** start STORED ROWS **

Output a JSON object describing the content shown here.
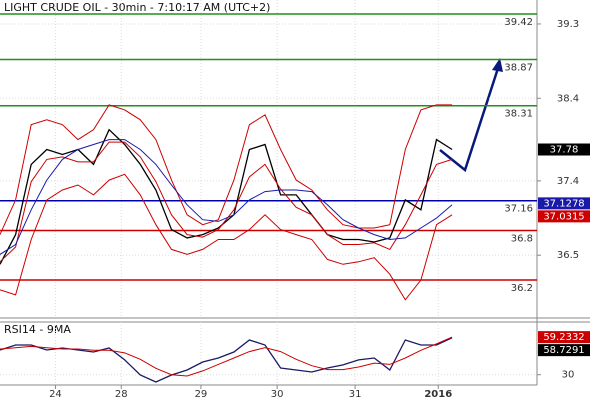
{
  "chart_data": [
    {
      "type": "line",
      "title": "LIGHT CRUDE OIL - 30min - 7:10:17 AM (UTC+2)",
      "x": [
        0,
        9,
        18,
        27,
        36,
        45,
        54,
        63,
        72,
        81,
        90,
        99,
        108,
        117,
        126,
        135,
        144,
        153,
        162,
        171,
        180,
        189,
        198,
        207,
        216,
        225,
        234,
        243,
        252,
        261
      ],
      "series": [
        {
          "color": "#000000",
          "values": [
            36.39,
            36.75,
            37.6,
            37.78,
            37.72,
            37.78,
            37.6,
            38.02,
            37.84,
            37.6,
            37.29,
            36.81,
            36.71,
            36.75,
            36.83,
            36.99,
            37.78,
            37.84,
            37.23,
            37.23,
            36.99,
            36.75,
            36.69,
            36.69,
            36.66,
            36.71,
            37.17,
            37.05,
            37.9,
            37.78
          ]
        },
        {
          "color": "#cc0000",
          "values": [
            36.75,
            37.17,
            38.08,
            38.14,
            38.08,
            37.9,
            38.02,
            38.32,
            38.26,
            38.14,
            37.9,
            37.41,
            36.99,
            36.87,
            36.93,
            37.41,
            38.08,
            38.2,
            37.78,
            37.41,
            37.29,
            37.05,
            36.87,
            36.83,
            36.83,
            36.87,
            37.78,
            38.26,
            38.32,
            38.32
          ]
        },
        {
          "color": "#cc0000",
          "values": [
            36.42,
            36.6,
            37.39,
            37.66,
            37.69,
            37.63,
            37.63,
            37.87,
            37.87,
            37.69,
            37.39,
            36.99,
            36.75,
            36.72,
            36.81,
            37.05,
            37.45,
            37.6,
            37.3,
            37.08,
            36.99,
            36.75,
            36.63,
            36.63,
            36.65,
            36.57,
            36.87,
            37.23,
            37.6,
            37.66
          ]
        },
        {
          "color": "#cc0000",
          "values": [
            36.08,
            36.02,
            36.69,
            37.17,
            37.29,
            37.35,
            37.23,
            37.41,
            37.48,
            37.23,
            36.87,
            36.57,
            36.51,
            36.57,
            36.69,
            36.69,
            36.81,
            36.99,
            36.81,
            36.75,
            36.69,
            36.45,
            36.39,
            36.42,
            36.47,
            36.27,
            35.96,
            36.2,
            36.87,
            36.99
          ]
        },
        {
          "color": "#1a1aaa",
          "values": [
            36.51,
            36.63,
            37.05,
            37.41,
            37.66,
            37.78,
            37.84,
            37.9,
            37.9,
            37.78,
            37.6,
            37.35,
            37.11,
            36.93,
            36.91,
            36.99,
            37.17,
            37.27,
            37.29,
            37.29,
            37.27,
            37.11,
            36.93,
            36.83,
            36.75,
            36.69,
            36.71,
            36.83,
            36.95,
            37.11
          ]
        }
      ],
      "levels": [
        {
          "value": 39.42,
          "color": "#1f8f1f"
        },
        {
          "value": 38.87,
          "color": "#1f8f1f"
        },
        {
          "value": 38.31,
          "color": "#1f8f1f"
        },
        {
          "value": 37.16,
          "color": "#0000aa"
        },
        {
          "value": 36.8,
          "color": "#cc0000"
        },
        {
          "value": 36.2,
          "color": "#cc0000"
        }
      ],
      "last_values": [
        {
          "value": 37.78,
          "color": "#000000"
        },
        {
          "value": 37.0315,
          "color": "#cc0000"
        },
        {
          "value": 37.1278,
          "color": "#1a1aaa"
        }
      ],
      "xlim": [
        0,
        310
      ],
      "ylim": [
        35.74,
        39.59
      ],
      "yticks": [
        39.3,
        38.4,
        37.4,
        36.5
      ],
      "grid": true
    },
    {
      "type": "line",
      "title": "RSI14 - 9MA",
      "x": [
        0,
        9,
        18,
        27,
        36,
        45,
        54,
        63,
        72,
        81,
        90,
        99,
        108,
        117,
        126,
        135,
        144,
        153,
        162,
        171,
        180,
        189,
        198,
        207,
        216,
        225,
        234,
        243,
        252,
        261
      ],
      "series": [
        {
          "color": "#1a1a66",
          "values": [
            49.2,
            53.1,
            53.1,
            49.2,
            50.8,
            49.2,
            47.7,
            50.8,
            41.5,
            29.8,
            24.3,
            29.8,
            33.7,
            39.9,
            43.0,
            47.7,
            57.0,
            53.1,
            35.2,
            33.7,
            32.1,
            35.2,
            37.6,
            41.5,
            43.0,
            33.7,
            57.0,
            53.1,
            53.1,
            58.73
          ]
        },
        {
          "color": "#cc0000",
          "values": [
            50,
            51,
            52,
            51,
            50,
            50,
            49,
            49,
            47,
            42,
            35,
            30,
            29,
            33,
            38,
            43,
            48,
            51,
            48,
            42,
            37,
            34,
            34,
            36,
            39,
            38,
            43,
            49,
            54,
            59.23
          ]
        }
      ],
      "last_values": [
        {
          "value": 59.2332,
          "color": "#cc0000"
        },
        {
          "value": 58.7291,
          "color": "#000000"
        }
      ],
      "xlim": [
        0,
        310
      ],
      "ylim": [
        22,
        71
      ],
      "yticks": [
        30
      ],
      "xticks": [
        {
          "value": 32,
          "label": "24"
        },
        {
          "value": 70,
          "label": "28"
        },
        {
          "value": 116,
          "label": "29"
        },
        {
          "value": 160,
          "label": "30"
        },
        {
          "value": 205,
          "label": "31"
        },
        {
          "value": 253,
          "label": "2016"
        }
      ],
      "grid": true
    }
  ]
}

** end STORED ROWS **

• _WORK REQUIRED_
Your task is to repeat the material above exactly, without its pictures.

• _WRITTEN SOLUTION_
Output a JSON object describing the content shown here.
{
  "chart_data": [
    {
      "type": "line",
      "title": "LIGHT CRUDE OIL - 30min - 7:10:17 AM (UTC+2)",
      "x": [
        0,
        9,
        18,
        27,
        36,
        45,
        54,
        63,
        72,
        81,
        90,
        99,
        108,
        117,
        126,
        135,
        144,
        153,
        162,
        171,
        180,
        189,
        198,
        207,
        216,
        225,
        234,
        243,
        252,
        261
      ],
      "series": [
        {
          "color": "#000000",
          "values": [
            36.39,
            36.75,
            37.6,
            37.78,
            37.72,
            37.78,
            37.6,
            38.02,
            37.84,
            37.6,
            37.29,
            36.81,
            36.71,
            36.75,
            36.83,
            36.99,
            37.78,
            37.84,
            37.23,
            37.23,
            36.99,
            36.75,
            36.69,
            36.69,
            36.66,
            36.71,
            37.17,
            37.05,
            37.9,
            37.78
          ]
        },
        {
          "color": "#cc0000",
          "values": [
            36.75,
            37.17,
            38.08,
            38.14,
            38.08,
            37.9,
            38.02,
            38.32,
            38.26,
            38.14,
            37.9,
            37.41,
            36.99,
            36.87,
            36.93,
            37.41,
            38.08,
            38.2,
            37.78,
            37.41,
            37.29,
            37.05,
            36.87,
            36.83,
            36.83,
            36.87,
            37.78,
            38.26,
            38.32,
            38.32
          ]
        },
        {
          "color": "#cc0000",
          "values": [
            36.42,
            36.6,
            37.39,
            37.66,
            37.69,
            37.63,
            37.63,
            37.87,
            37.87,
            37.69,
            37.39,
            36.99,
            36.75,
            36.72,
            36.81,
            37.05,
            37.45,
            37.6,
            37.3,
            37.08,
            36.99,
            36.75,
            36.63,
            36.63,
            36.65,
            36.57,
            36.87,
            37.23,
            37.6,
            37.66
          ]
        },
        {
          "color": "#cc0000",
          "values": [
            36.08,
            36.02,
            36.69,
            37.17,
            37.29,
            37.35,
            37.23,
            37.41,
            37.48,
            37.23,
            36.87,
            36.57,
            36.51,
            36.57,
            36.69,
            36.69,
            36.81,
            36.99,
            36.81,
            36.75,
            36.69,
            36.45,
            36.39,
            36.42,
            36.47,
            36.27,
            35.96,
            36.2,
            36.87,
            36.99
          ]
        },
        {
          "color": "#1a1aaa",
          "values": [
            36.51,
            36.63,
            37.05,
            37.41,
            37.66,
            37.78,
            37.84,
            37.9,
            37.9,
            37.78,
            37.6,
            37.35,
            37.11,
            36.93,
            36.91,
            36.99,
            37.17,
            37.27,
            37.29,
            37.29,
            37.27,
            37.11,
            36.93,
            36.83,
            36.75,
            36.69,
            36.71,
            36.83,
            36.95,
            37.11
          ]
        }
      ],
      "levels": [
        {
          "value": 39.42,
          "color": "#1f8f1f"
        },
        {
          "value": 38.87,
          "color": "#1f8f1f"
        },
        {
          "value": 38.31,
          "color": "#1f8f1f"
        },
        {
          "value": 37.16,
          "color": "#0000aa"
        },
        {
          "value": 36.8,
          "color": "#cc0000"
        },
        {
          "value": 36.2,
          "color": "#cc0000"
        }
      ],
      "last_values": [
        {
          "value": 37.78,
          "color": "#000000"
        },
        {
          "value": 37.0315,
          "color": "#cc0000"
        },
        {
          "value": 37.1278,
          "color": "#1a1aaa"
        }
      ],
      "xlim": [
        0,
        310
      ],
      "ylim": [
        35.74,
        39.59
      ],
      "yticks": [
        39.3,
        38.4,
        37.4,
        36.5
      ],
      "grid": true
    },
    {
      "type": "line",
      "title": "RSI14 - 9MA",
      "x": [
        0,
        9,
        18,
        27,
        36,
        45,
        54,
        63,
        72,
        81,
        90,
        99,
        108,
        117,
        126,
        135,
        144,
        153,
        162,
        171,
        180,
        189,
        198,
        207,
        216,
        225,
        234,
        243,
        252,
        261
      ],
      "series": [
        {
          "color": "#1a1a66",
          "values": [
            49.2,
            53.1,
            53.1,
            49.2,
            50.8,
            49.2,
            47.7,
            50.8,
            41.5,
            29.8,
            24.3,
            29.8,
            33.7,
            39.9,
            43.0,
            47.7,
            57.0,
            53.1,
            35.2,
            33.7,
            32.1,
            35.2,
            37.6,
            41.5,
            43.0,
            33.7,
            57.0,
            53.1,
            53.1,
            58.73
          ]
        },
        {
          "color": "#cc0000",
          "values": [
            50,
            51,
            52,
            51,
            50,
            50,
            49,
            49,
            47,
            42,
            35,
            30,
            29,
            33,
            38,
            43,
            48,
            51,
            48,
            42,
            37,
            34,
            34,
            36,
            39,
            38,
            43,
            49,
            54,
            59.23
          ]
        }
      ],
      "last_values": [
        {
          "value": 59.2332,
          "color": "#cc0000"
        },
        {
          "value": 58.7291,
          "color": "#000000"
        }
      ],
      "xlim": [
        0,
        310
      ],
      "ylim": [
        22,
        71
      ],
      "yticks": [
        30
      ],
      "xticks": [
        {
          "value": 32,
          "label": "24"
        },
        {
          "value": 70,
          "label": "28"
        },
        {
          "value": 116,
          "label": "29"
        },
        {
          "value": 160,
          "label": "30"
        },
        {
          "value": 205,
          "label": "31"
        },
        {
          "value": 253,
          "label": "2016"
        }
      ],
      "grid": true
    }
  ]
}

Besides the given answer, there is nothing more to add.